**Task directions**
Type out all the records word for word. Any pictures are to be left out.

Dataset entries:
## Begin

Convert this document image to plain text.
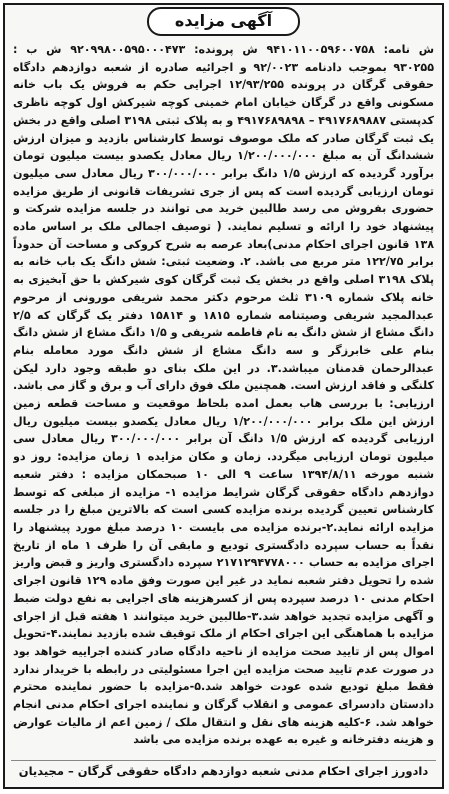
آگهی مزایده

ش نامه: ۹۴۱۰۱۱۰۰۵۹۶۰۰۷۵۸ ش پرونده: ۹۲۰۹۹۸۰۰۵۹۵۰۰۰۴۷۳ ش ب : ۹۳۰۲۵۵ بموجب دادنامه ۹۲/۰۰۲۳ و اجرائیه صادره از شعبه دوازدهم دادگاه حقوقی گرگان در پرونده ۱۲/۹۳/۲۵۵ اجرایی حکم به فروش یک باب خانه مسکونی واقع در گرگان خیابان امام خمینی کوچه شیرکش اول کوچه ناظری کدپستی ۴۹۱۷۶۸۹۸۸۷ – ۴۹۱۷۶۸۹۸۹۸ و به پلاک ثبتی ۳۱۹۸ اصلی واقع در بخش یک ثبت گرگان صادر که ملک موصوف توسط کارشناس بازدید و میزان ارزش ششدانگ آن به مبلغ ۱/۲۰۰/۰۰۰/۰۰۰ ریال معادل یکصدو بیست میلیون تومان برآورد گردیده که ارزش ۱/۵ دانگ برابر ۳۰۰/۰۰۰/۰۰۰ ریال معادل سی میلیون تومان ارزیابی گردیده است که پس از جری تشریفات قانونی از طریق مزایده حضوری بفروش می رسد طالبین خرید می توانند در جلسه مزایده شرکت و پیشنهاد خود را ارائه و تسلیم نمایند. ( توصیف اجمالی ملک بر اساس ماده ۱۳۸ قانون اجرای احکام مدنی)بعاد عرصه به شرح کروکی و مساحت آن حدوداً برابر ۱۲۲/۷۵ متر مربع می باشد. ۲. وضعیت ثبتی: شش دانگ یک باب خانه به پلاک ۳۱۹۸ اصلی واقع در بخش یک ثبت گرگان کوی شیرکش با حق آبخیزی به خانه پلاک شماره ۳۱۰۹ ثلث مرحوم دکتر محمد شریفی مورونی از مرحوم عبدالمجید شریفی وصیتنامه شماره ۱۸۱۵ و ۱۵۸۱۴ دفتر یک گرگان که ۲/۵ دانگ مشاع از شش دانگ به نام فاطمه شریفی و ۱/۵ دانگ مشاع از شش دانگ بنام علی خابرزگر و سه دانگ مشاع از شش دانگ مورد معامله بنام عبدالرحمان قدمنان میباشد.۳. در این ملک بنای دو طبقه وجود دارد لیکن کلنگی و فاقد ارزش است. همچنین ملک فوق دارای آب و برق و گاز می باشد. ارزیابی: با بررسی هاب بعمل امده بلحاظ موقعیت و مساحت قطعه زمین ارزش این ملک برابر ۱/۲۰۰/۰۰۰/۰۰۰ ریال معادل یکصدو بیست میلیون ریال ارزیابی گردیده که ارزش ۱/۵ دانگ آن برابر ۳۰۰/۰۰۰/۰۰۰ ریال معادل سی میلیون تومان ارزیابی میگردد. زمان و مکان مزایده ۱ زمان مزایده: روز دو شنبه مورخه ۱۳۹۴/۸/۱۱ ساعت ۹ الی ۱۰ صبحمکان مزایده : دفتر شعبه دوازدهم دادگاه حقوقی گرگان شرایط مزایده ۱- مزایده از مبلغی که توسط کارشناس تعیین گردیده برنده مزایده کسی است که بالاترین مبلغ را در جلسه مزایده ارائه نماید.۲-برنده مزایده می بایست ۱۰ درصد مبلغ مورد پیشنهاد را نقداً به حساب سپرده دادگستری تودیع و مابقی آن را ظرف ۱ ماه از تاریخ اجرای مزایده به حساب ۲۱۷۱۲۹۴۷۷۸۰۰۰ سپرده دادگستری واریز و قبض واریز شده را تحویل دفتر شعبه نماید در غیر این صورت وفق ماده ۱۲۹ قانون اجرای احکام مدنی ۱۰ درصد سپرده پس از کسرهزینه های اجرایی به نفع دولت ضبط و آگهی مزایده تجدید خواهد شد.۳-طالبین خرید میتوانند ۱ هفته قبل از اجرای مزایده با هماهنگی این اجرای احکام از ملک توقیف شده بازدید نمایند.۴-تحویل اموال پس از تایید صحت مزایده از ناحیه دادگاه صادر کننده اجراییه خواهد بود در صورت عدم تایید صحت مزایده این اجرا مسئولیتی در رابطه با خریدار ندارد فقط مبلغ تودیع شده عودت خواهد شد.۵-مزایده با حضور نماینده محترم دادستان دادسرای عمومی و انقلاب گرگان و نماینده اجرای احکام مدنی انجام خواهد شد. ۶-کلیه هزینه های نقل و انتقال ملک / زمین اعم از مالیات عوارض و هزینه دفترخانه و غیره به عهده برنده مزایده می باشد

دادورز اجرای احکام مدنی شعبه دوازدهم دادگاه حقوقی گرگان – مجیدیان
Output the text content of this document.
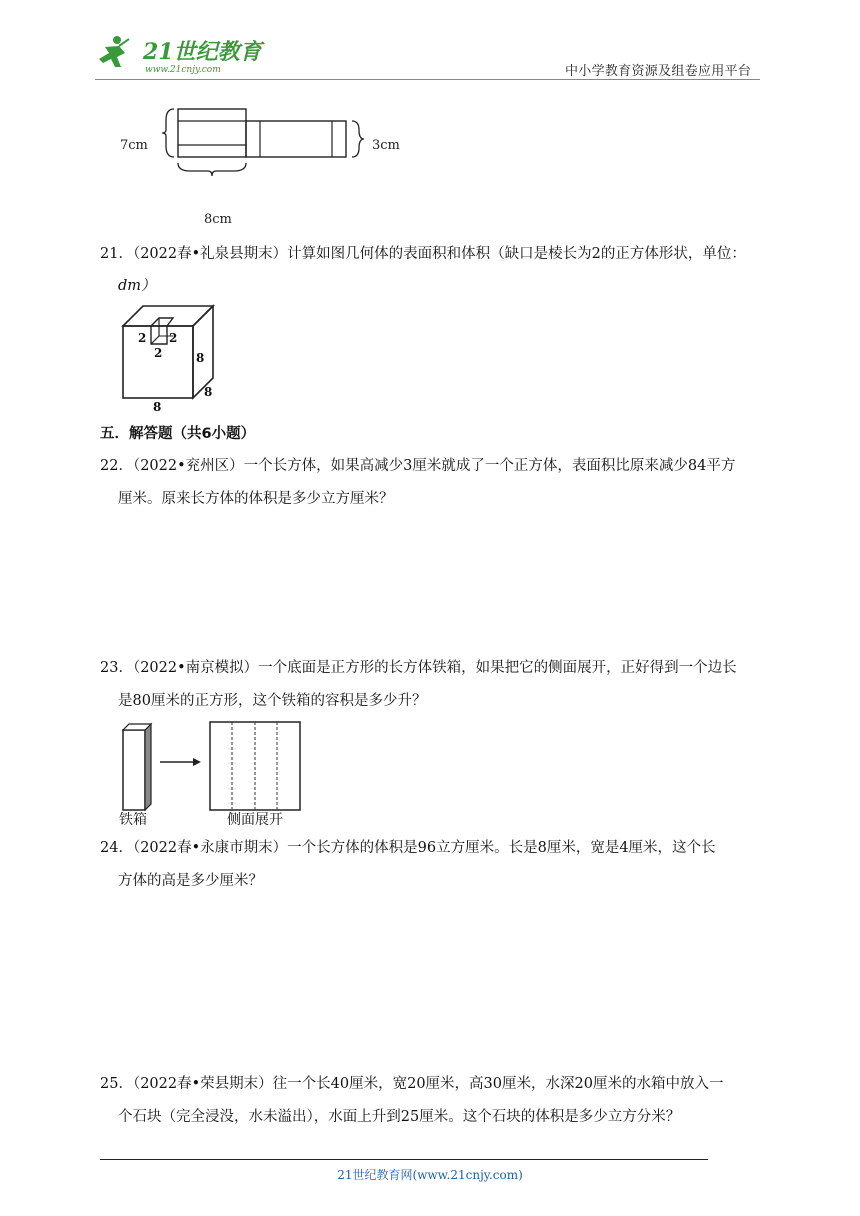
21世纪教育
www.21cnjy.com	中小学教育资源及组卷应用平台
7cm	3cm
8cm
21．（2022春•礼泉县期末）计算如图几何体的表面积和体积（缺口是棱长为2的正方体形状，单位：
dm）
2 2
2	8
8
8
五．解答题（共6小题）
22．（2022•兖州区）一个长方体，如果高减少3厘米就成了一个正方体，表面积比原来减少84平方
厘米。原来长方体的体积是多少立方厘米？
23．（2022•南京模拟）一个底面是正方形的长方体铁箱，如果把它的侧面展开，正好得到一个边长
是80厘米的正方形，这个铁箱的容积是多少升？
铁箱	侧面展开
24．（2022春•永康市期末）一个长方体的体积是96立方厘米。长是8厘米，宽是4厘米，这个长
方体的高是多少厘米？
25．（2022春•荣县期末）往一个长40厘米，宽20厘米，高30厘米，水深20厘米的水箱中放入一
个石块（完全浸没，水未溢出），水面上升到25厘米。这个石块的体积是多少立方分米？
21世纪教育网(www.21cnjy.com)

## End

**Result**
Convert this document image to plain text.
آگهی مزایده

ش نامه: ۹۴۱۰۱۱۰۰۵۹۶۰۰۷۵۸ ش پرونده: ۹۲۰۹۹۸۰۰۵۹۵۰۰۰۴۷۳ ش ب : ۹۳۰۲۵۵ بموجب دادنامه ۹۲/۰۰۲۳ و اجرائیه صادره از شعبه دوازدهم دادگاه حقوقی گرگان در پرونده ۱۲/۹۳/۲۵۵ اجرایی حکم به فروش یک باب خانه مسکونی واقع در گرگان خیابان امام خمینی کوچه شیرکش اول کوچه ناظری کدپستی ۴۹۱۷۶۸۹۸۸۷ – ۴۹۱۷۶۸۹۸۹۸ و به پلاک ثبتی ۳۱۹۸ اصلی واقع در بخش یک ثبت گرگان صادر که ملک موصوف توسط کارشناس بازدید و میزان ارزش ششدانگ آن به مبلغ ۱/۲۰۰/۰۰۰/۰۰۰ ریال معادل یکصدو بیست میلیون تومان برآورد گردیده که ارزش ۱/۵ دانگ برابر ۳۰۰/۰۰۰/۰۰۰ ریال معادل سی میلیون تومان ارزیابی گردیده است که پس از جری تشریفات قانونی از طریق مزایده حضوری بفروش می رسد طالبین خرید می توانند در جلسه مزایده شرکت و پیشنهاد خود را ارائه و تسلیم نمایند. ( توصیف اجمالی ملک بر اساس ماده ۱۳۸ قانون اجرای احکام مدنی)بعاد عرصه به شرح کروکی و مساحت آن حدوداً برابر ۱۲۲/۷۵ متر مربع می باشد. ۲. وضعیت ثبتی: شش دانگ یک باب خانه به پلاک ۳۱۹۸ اصلی واقع در بخش یک ثبت گرگان کوی شیرکش با حق آبخیزی به خانه پلاک شماره ۳۱۰۹ ثلث مرحوم دکتر محمد شریفی مورونی از مرحوم عبدالمجید شریفی وصیتنامه شماره ۱۸۱۵ و ۱۵۸۱۴ دفتر یک گرگان که ۲/۵ دانگ مشاع از شش دانگ به نام فاطمه شریفی و ۱/۵ دانگ مشاع از شش دانگ بنام علی خابرزگر و سه دانگ مشاع از شش دانگ مورد معامله بنام عبدالرحمان قدمنان میباشد.۳. در این ملک بنای دو طبقه وجود دارد لیکن کلنگی و فاقد ارزش است. همچنین ملک فوق دارای آب و برق و گاز می باشد. ارزیابی: با بررسی هاب بعمل امده بلحاظ موقعیت و مساحت قطعه زمین ارزش این ملک برابر ۱/۲۰۰/۰۰۰/۰۰۰ ریال معادل یکصدو بیست میلیون ریال ارزیابی گردیده که ارزش ۱/۵ دانگ آن برابر ۳۰۰/۰۰۰/۰۰۰ ریال معادل سی میلیون تومان ارزیابی میگردد. زمان و مکان مزایده ۱ زمان مزایده: روز دو شنبه مورخه ۱۳۹۴/۸/۱۱ ساعت ۹ الی ۱۰ صبحمکان مزایده : دفتر شعبه دوازدهم دادگاه حقوقی گرگان شرایط مزایده ۱- مزایده از مبلغی که توسط کارشناس تعیین گردیده برنده مزایده کسی است که بالاترین مبلغ را در جلسه مزایده ارائه نماید.۲-برنده مزایده می بایست ۱۰ درصد مبلغ مورد پیشنهاد را نقداً به حساب سپرده دادگستری تودیع و مابقی آن را ظرف ۱ ماه از تاریخ اجرای مزایده به حساب ۲۱۷۱۲۹۴۷۷۸۰۰۰ سپرده دادگستری واریز و قبض واریز شده را تحویل دفتر شعبه نماید در غیر این صورت وفق ماده ۱۲۹ قانون اجرای احکام مدنی ۱۰ درصد سپرده پس از کسرهزینه های اجرایی به نفع دولت ضبط و آگهی مزایده تجدید خواهد شد.۳-طالبین خرید میتوانند ۱ هفته قبل از اجرای مزایده با هماهنگی این اجرای احکام از ملک توقیف شده بازدید نمایند.۴-تحویل اموال پس از تایید صحت مزایده از ناحیه دادگاه صادر کننده اجراییه خواهد بود در صورت عدم تایید صحت مزایده این اجرا مسئولیتی در رابطه با خریدار ندارد فقط مبلغ تودیع شده عودت خواهد شد.۵-مزایده با حضور نماینده محترم دادستان دادسرای عمومی و انقلاب گرگان و نماینده اجرای احکام مدنی انجام خواهد شد. ۶-کلیه هزینه های نقل و انتقال ملک / زمین اعم از مالیات عوارض و هزینه دفترخانه و غیره به عهده برنده مزایده می باشد

دادورز اجرای احکام مدنی شعبه دوازدهم دادگاه حقوقی گرگان – مجیدیان
Output the text content of this document.
21世纪教育
www.21cnjy.com	中小学教育资源及组卷应用平台
7cm	3cm
8cm
21．（2022春•礼泉县期末）计算如图几何体的表面积和体积（缺口是棱长为2的正方体形状，单位：
dm）
2 2
2	8
8
8
五．解答题（共6小题）
22．（2022•兖州区）一个长方体，如果高减少3厘米就成了一个正方体，表面积比原来减少84平方
厘米。原来长方体的体积是多少立方厘米？
23．（2022•南京模拟）一个底面是正方形的长方体铁箱，如果把它的侧面展开，正好得到一个边长
是80厘米的正方形，这个铁箱的容积是多少升？
铁箱	侧面展开
24．（2022春•永康市期末）一个长方体的体积是96立方厘米。长是8厘米，宽是4厘米，这个长
方体的高是多少厘米？
25．（2022春•荣县期末）往一个长40厘米，宽20厘米，高30厘米，水深20厘米的水箱中放入一
个石块（完全浸没，水未溢出），水面上升到25厘米。这个石块的体积是多少立方分米？
21世纪教育网(www.21cnjy.com)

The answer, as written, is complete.